Scan the listing below. Report each line that includes "dworu".
════════════════
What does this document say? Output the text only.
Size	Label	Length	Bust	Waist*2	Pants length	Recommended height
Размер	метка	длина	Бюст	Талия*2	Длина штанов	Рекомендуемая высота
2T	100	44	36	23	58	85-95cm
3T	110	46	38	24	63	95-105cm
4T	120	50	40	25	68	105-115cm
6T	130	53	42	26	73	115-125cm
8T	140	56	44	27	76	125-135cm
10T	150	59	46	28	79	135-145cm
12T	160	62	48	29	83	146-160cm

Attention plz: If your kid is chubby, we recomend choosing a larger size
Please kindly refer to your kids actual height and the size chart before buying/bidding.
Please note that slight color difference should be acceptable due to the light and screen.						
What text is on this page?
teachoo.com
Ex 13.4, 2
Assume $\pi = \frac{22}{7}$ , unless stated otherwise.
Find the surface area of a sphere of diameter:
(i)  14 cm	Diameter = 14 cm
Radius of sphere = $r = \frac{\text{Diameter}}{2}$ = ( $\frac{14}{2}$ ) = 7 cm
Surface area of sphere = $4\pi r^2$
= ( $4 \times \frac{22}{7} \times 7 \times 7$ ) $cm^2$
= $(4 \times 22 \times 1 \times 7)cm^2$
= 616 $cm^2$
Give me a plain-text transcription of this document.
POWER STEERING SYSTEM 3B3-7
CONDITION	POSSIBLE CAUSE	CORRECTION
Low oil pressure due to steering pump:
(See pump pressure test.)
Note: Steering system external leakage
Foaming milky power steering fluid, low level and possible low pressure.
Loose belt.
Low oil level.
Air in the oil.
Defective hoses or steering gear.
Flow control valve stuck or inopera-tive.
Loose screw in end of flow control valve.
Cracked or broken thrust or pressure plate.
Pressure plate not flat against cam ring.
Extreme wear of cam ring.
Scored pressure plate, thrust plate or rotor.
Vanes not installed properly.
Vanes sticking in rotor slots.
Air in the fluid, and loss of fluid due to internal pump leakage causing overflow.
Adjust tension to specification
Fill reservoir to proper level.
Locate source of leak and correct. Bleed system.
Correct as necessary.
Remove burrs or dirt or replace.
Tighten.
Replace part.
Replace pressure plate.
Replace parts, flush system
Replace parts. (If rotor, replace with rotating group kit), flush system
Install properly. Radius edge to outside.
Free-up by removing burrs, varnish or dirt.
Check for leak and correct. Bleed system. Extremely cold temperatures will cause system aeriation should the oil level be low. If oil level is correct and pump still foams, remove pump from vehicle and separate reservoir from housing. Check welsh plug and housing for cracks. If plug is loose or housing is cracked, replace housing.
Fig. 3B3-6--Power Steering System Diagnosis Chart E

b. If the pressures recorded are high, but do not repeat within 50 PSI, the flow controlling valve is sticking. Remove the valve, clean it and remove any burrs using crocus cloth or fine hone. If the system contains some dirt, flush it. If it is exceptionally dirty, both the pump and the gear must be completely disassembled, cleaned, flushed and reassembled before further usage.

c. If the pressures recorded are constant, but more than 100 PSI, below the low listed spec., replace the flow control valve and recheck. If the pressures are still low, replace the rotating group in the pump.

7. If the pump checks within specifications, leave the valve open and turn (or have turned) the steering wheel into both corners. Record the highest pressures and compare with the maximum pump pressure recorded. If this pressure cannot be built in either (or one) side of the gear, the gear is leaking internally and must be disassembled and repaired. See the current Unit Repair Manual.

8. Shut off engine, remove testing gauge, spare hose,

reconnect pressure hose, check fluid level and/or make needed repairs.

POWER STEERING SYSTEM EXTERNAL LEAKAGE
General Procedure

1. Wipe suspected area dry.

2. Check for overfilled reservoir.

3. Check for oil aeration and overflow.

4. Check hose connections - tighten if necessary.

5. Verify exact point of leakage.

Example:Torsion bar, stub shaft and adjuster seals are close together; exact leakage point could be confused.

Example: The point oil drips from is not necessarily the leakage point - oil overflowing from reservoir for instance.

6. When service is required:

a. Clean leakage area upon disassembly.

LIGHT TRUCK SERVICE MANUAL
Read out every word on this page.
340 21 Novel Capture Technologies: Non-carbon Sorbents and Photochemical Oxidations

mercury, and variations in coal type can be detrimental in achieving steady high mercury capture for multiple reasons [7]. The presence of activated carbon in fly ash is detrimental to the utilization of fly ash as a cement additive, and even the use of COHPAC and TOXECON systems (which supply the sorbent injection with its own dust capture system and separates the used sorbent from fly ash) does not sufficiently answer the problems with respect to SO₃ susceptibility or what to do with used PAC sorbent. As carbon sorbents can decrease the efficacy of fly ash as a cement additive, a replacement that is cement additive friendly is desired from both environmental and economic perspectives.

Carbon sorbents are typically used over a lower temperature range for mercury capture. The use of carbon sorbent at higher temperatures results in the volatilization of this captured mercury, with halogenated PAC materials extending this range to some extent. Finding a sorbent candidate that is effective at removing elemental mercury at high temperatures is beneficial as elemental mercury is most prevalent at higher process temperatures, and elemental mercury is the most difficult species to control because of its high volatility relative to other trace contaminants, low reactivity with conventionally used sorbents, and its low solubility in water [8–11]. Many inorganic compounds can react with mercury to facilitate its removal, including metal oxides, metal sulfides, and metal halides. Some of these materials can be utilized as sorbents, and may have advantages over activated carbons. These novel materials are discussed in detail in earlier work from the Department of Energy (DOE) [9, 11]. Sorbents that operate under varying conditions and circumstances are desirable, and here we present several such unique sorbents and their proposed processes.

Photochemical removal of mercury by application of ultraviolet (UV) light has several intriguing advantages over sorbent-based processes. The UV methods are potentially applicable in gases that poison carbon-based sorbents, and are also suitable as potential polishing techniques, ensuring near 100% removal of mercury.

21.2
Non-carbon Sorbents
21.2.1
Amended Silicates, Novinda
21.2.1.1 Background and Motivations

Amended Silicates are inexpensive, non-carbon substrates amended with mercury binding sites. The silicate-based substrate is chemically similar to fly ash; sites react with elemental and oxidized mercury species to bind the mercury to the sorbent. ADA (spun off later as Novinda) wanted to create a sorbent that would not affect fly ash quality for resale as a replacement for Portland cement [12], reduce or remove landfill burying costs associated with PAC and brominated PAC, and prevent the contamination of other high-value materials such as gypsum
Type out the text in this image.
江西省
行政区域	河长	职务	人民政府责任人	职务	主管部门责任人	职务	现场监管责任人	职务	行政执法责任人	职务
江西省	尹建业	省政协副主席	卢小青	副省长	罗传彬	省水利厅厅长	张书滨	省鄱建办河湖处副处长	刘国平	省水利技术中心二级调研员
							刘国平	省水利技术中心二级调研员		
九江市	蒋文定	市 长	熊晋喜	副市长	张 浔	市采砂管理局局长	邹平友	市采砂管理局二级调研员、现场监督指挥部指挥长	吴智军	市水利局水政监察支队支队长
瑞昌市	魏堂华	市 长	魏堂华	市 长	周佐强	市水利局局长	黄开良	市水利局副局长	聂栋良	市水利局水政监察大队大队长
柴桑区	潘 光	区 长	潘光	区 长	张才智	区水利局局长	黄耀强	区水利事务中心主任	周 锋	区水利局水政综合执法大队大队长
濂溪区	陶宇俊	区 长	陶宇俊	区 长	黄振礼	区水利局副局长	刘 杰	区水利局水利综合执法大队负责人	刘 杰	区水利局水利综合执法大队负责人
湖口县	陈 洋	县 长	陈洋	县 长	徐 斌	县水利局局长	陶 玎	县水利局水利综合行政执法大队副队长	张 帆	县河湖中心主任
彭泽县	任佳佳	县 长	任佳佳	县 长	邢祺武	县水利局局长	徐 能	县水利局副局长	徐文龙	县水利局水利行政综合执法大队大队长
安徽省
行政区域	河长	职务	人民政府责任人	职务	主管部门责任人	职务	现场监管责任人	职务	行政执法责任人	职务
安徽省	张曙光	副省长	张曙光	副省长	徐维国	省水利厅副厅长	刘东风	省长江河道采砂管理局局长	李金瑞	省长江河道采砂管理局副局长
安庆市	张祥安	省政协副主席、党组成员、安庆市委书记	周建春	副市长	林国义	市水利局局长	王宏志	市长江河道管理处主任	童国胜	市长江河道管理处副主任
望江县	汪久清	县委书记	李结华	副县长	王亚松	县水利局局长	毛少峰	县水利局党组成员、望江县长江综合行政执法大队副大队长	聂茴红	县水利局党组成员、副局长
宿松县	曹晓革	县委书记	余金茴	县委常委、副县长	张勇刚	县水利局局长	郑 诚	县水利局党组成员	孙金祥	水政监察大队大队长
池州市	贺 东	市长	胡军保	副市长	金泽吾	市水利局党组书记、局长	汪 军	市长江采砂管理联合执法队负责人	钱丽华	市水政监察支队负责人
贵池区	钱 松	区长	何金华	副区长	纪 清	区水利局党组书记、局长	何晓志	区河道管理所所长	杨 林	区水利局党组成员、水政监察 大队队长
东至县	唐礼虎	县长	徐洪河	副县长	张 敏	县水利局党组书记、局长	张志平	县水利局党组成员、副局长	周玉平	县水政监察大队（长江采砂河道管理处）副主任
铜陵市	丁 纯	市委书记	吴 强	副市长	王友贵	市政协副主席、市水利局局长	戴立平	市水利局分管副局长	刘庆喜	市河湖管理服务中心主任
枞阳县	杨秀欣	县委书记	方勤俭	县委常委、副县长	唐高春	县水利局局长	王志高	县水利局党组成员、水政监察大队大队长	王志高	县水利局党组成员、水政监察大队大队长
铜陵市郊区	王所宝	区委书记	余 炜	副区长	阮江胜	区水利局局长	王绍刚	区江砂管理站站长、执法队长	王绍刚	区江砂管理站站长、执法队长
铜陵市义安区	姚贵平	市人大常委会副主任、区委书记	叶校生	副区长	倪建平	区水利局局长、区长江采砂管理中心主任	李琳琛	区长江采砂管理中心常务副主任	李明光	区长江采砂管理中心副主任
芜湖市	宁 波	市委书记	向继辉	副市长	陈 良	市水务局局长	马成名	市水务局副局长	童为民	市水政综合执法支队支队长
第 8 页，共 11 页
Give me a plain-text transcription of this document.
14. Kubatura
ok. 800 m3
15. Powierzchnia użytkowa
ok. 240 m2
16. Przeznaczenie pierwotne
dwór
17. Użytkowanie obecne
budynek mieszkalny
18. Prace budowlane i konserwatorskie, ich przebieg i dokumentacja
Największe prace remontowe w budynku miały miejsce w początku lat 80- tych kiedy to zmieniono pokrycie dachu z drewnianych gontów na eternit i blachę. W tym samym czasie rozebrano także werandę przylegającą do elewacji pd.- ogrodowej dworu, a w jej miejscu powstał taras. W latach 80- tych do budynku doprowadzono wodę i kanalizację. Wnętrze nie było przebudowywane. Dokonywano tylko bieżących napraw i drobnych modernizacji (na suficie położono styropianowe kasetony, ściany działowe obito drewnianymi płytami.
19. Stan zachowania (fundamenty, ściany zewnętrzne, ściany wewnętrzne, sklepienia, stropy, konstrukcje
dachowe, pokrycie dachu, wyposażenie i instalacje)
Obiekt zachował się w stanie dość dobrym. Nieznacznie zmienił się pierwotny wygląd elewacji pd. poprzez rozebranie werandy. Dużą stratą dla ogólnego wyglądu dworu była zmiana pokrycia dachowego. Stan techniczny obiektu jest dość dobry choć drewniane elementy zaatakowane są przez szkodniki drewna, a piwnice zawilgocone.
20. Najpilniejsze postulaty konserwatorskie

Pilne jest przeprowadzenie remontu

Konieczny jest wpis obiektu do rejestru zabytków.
════════════════
TASK OUTPUT.
Największe prace remontowe w budynku miały miejsce w początku lat 80- tych kiedy to zmieniono pokrycie dachu z drewnianych gontów na eternit i blachę. W tym samym czasie rozebrano także werandę przylegającą do elewacji pd.- ogrodowej dworu, a w jej miejscu powstał taras. W latach 80- tych do budynku doprowadzono wodę i kanalizację. Wnętrze nie było przebudowywane. Dokonywano tylko bieżących napraw i drobnych modernizacji (na suficie położono styropianowe kasetony, ściany działowe obito drewnianymi płytami.
Obiekt zachował się w stanie dość dobrym. Nieznacznie zmienił się pierwotny wygląd elewacji pd. poprzez rozebranie werandy. Dużą stratą dla ogólnego wyglądu dworu była zmiana pokrycia dachowego. Stan techniczny obiektu jest dość dobry choć drewniane elementy zaatakowane są przez szkodniki drewna, a piwnice zawilgocone.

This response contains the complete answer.